(Collected data entries)
--- START ---

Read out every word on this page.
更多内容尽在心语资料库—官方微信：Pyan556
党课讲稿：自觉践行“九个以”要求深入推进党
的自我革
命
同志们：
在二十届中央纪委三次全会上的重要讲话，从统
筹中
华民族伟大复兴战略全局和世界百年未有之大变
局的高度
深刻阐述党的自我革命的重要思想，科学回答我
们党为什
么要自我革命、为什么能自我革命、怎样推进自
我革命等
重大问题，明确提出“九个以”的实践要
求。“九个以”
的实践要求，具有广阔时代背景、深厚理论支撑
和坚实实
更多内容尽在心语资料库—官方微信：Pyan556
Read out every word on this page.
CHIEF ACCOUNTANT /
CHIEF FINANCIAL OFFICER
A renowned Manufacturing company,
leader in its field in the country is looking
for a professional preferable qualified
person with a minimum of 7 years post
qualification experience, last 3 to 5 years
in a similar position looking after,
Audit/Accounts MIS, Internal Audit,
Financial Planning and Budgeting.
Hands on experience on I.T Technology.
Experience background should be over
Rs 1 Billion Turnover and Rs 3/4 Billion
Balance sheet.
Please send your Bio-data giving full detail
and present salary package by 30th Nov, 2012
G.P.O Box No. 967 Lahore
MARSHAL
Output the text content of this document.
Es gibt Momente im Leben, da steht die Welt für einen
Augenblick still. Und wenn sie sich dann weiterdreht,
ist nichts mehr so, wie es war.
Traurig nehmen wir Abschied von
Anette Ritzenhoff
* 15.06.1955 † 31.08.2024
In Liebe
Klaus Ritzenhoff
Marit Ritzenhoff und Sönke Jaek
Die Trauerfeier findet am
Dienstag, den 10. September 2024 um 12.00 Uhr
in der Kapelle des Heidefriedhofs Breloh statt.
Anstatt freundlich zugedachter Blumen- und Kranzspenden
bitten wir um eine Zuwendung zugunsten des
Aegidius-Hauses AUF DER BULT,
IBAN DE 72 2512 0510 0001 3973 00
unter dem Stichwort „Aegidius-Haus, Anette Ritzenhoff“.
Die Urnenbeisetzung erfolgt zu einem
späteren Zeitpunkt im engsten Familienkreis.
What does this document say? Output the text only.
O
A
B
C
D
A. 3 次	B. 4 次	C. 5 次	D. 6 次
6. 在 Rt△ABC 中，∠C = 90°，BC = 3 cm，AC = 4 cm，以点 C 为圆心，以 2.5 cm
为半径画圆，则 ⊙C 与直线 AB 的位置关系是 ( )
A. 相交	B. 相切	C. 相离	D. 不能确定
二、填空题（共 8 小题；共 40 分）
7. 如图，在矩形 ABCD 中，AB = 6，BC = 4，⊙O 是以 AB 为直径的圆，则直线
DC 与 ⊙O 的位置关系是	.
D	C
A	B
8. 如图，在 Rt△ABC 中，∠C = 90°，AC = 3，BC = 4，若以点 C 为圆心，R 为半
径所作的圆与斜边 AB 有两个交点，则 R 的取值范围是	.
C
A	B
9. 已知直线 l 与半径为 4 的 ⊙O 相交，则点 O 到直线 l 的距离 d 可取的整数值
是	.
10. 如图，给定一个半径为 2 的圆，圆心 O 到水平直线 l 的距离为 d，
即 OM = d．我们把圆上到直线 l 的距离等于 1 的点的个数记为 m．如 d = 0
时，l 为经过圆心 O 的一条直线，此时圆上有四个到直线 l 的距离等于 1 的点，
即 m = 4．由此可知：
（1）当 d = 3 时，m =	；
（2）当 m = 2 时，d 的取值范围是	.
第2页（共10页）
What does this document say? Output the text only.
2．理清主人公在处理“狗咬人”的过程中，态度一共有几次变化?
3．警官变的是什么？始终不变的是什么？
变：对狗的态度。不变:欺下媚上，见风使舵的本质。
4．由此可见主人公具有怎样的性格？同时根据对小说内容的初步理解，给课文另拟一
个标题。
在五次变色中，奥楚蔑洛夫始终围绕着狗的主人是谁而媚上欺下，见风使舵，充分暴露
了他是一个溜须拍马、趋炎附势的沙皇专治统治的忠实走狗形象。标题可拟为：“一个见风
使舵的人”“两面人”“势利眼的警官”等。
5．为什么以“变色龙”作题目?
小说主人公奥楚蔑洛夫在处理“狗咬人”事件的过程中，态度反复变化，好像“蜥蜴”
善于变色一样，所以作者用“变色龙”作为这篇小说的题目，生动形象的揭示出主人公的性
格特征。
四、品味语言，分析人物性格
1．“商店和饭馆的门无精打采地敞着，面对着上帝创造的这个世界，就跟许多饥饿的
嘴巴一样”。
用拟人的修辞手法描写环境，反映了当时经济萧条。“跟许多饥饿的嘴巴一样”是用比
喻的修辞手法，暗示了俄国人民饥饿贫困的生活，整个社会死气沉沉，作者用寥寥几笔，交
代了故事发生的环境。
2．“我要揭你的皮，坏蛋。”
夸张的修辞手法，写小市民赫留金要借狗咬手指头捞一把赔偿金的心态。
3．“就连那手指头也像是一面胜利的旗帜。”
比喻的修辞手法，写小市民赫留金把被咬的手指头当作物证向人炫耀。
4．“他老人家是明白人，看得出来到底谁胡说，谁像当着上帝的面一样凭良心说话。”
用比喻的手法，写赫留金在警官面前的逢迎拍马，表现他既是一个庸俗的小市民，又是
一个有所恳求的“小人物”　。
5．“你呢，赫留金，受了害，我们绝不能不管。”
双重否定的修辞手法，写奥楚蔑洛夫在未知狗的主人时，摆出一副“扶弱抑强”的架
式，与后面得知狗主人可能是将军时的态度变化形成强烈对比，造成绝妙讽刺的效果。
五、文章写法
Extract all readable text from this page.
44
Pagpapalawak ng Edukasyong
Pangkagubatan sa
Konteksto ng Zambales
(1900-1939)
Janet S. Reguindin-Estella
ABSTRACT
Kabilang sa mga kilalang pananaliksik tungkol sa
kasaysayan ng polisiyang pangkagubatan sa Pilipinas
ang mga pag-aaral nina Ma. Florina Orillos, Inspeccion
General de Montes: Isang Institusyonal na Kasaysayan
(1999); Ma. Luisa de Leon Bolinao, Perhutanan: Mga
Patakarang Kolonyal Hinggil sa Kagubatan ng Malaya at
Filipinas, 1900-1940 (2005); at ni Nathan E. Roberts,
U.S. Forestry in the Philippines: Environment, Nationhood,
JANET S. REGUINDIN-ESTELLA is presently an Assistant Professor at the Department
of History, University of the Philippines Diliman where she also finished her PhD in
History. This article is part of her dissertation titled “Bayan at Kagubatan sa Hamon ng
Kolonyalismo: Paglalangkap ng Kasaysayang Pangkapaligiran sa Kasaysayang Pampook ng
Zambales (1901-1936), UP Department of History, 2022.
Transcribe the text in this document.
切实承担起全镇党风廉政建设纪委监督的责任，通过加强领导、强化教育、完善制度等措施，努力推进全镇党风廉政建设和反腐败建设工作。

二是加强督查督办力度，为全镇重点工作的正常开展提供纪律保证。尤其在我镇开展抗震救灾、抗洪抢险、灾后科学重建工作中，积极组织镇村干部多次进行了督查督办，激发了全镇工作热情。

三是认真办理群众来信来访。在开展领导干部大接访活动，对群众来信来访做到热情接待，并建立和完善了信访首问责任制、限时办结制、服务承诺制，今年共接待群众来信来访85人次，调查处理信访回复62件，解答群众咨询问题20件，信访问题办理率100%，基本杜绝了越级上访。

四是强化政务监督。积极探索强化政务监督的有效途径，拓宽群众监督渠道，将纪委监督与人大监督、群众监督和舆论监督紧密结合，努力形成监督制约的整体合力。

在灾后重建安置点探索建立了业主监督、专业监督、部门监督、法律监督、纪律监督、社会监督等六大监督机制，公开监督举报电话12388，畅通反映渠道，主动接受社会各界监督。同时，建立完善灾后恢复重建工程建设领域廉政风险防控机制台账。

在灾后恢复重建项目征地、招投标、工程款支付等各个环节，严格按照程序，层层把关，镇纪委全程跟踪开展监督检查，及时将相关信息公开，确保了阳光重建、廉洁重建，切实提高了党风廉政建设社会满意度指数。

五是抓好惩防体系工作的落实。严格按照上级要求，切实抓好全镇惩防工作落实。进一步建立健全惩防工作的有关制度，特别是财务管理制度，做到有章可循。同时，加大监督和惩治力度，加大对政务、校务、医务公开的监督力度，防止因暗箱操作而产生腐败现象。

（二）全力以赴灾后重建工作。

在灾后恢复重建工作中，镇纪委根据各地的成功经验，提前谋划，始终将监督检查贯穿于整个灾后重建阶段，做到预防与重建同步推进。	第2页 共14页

--- END ---

* SET TASK *
From the entries above, extract each line containing "Ritzenhoff".

* WRITTEN ANSWER *
Anette Ritzenhoff
Klaus Ritzenhoff
Marit Ritzenhoff und Sönke Jaek
unter dem Stichwort „Aegidius-Haus, Anette Ritzenhoff“.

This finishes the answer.